• _Problem details_:
Listed below are entries; give the number of lines among them that include "slot", and only that number.

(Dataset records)
┄┄┄┄┄┄┄┄┄┄
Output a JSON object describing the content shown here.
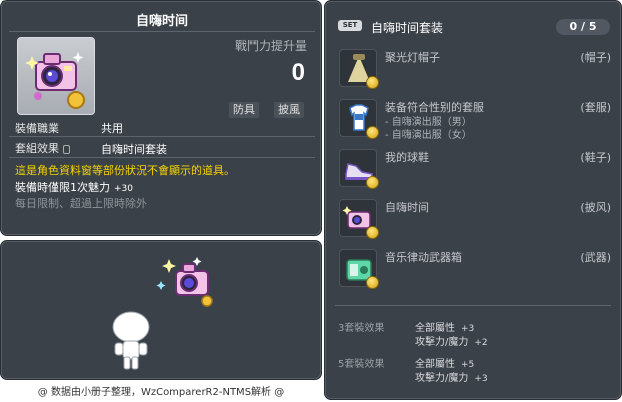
{
  "item_id": "01102876",
  "tooltip": {
    "title": "自嗨时间",
    "power_label": "戰鬥力提升量",
    "power_value": "0",
    "tags": [
      "防具",
      "披風"
    ],
    "job_label": "裝備職業",
    "job_value": "共用",
    "set_label": "套組效果",
    "set_value": "自嗨时间套装",
    "notice": "這是角色資料窗等部份狀況不會顯示的道具。",
    "charm_text": "裝備時僅限1次魅力",
    "charm_value": "+30",
    "limit_text": "每日限制、超過上限時除外"
  },
  "credit": "@ 数据由小册子整理，WzComparerR2-NTMS解析 @",
  "set_panel": {
    "badge": "SET",
    "name": "自嗨时间套装",
    "count": "0 / 5",
    "items": [
      {
        "name": "聚光灯帽子",
        "slot": "(帽子)",
        "icon": "spotlight-hat-icon"
      },
      {
        "name": "装备符合性别的套服",
        "slot": "(套服)",
        "icon": "outfit-icon",
        "sub": [
          "- 自嗨演出服（男）",
          "- 自嗨演出服（女）"
        ]
      },
      {
        "name": "我的球鞋",
        "slot": "(鞋子)",
        "icon": "sneaker-icon"
      },
      {
        "name": "自嗨时间",
        "slot": "(披风)",
        "icon": "camera-cape-icon"
      },
      {
        "name": "音乐律动武器箱",
        "slot": "(武器)",
        "icon": "weapon-box-icon"
      }
    ],
    "bonuses": [
      {
        "label": "3套裝效果",
        "lines": [
          {
            "text": "全部屬性",
            "num": "+3"
          },
          {
            "text": "攻擊力/魔力",
            "num": "+2"
          }
        ]
      },
      {
        "label": "5套裝效果",
        "lines": [
          {
            "text": "全部屬性",
            "num": "+5"
          },
          {
            "text": "攻擊力/魔力",
            "num": "+3"
          }
        ]
      }
    ]
  }
}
┄┄┄┄┄┄┄┄┄┄
• _Solution to the exercise_:
5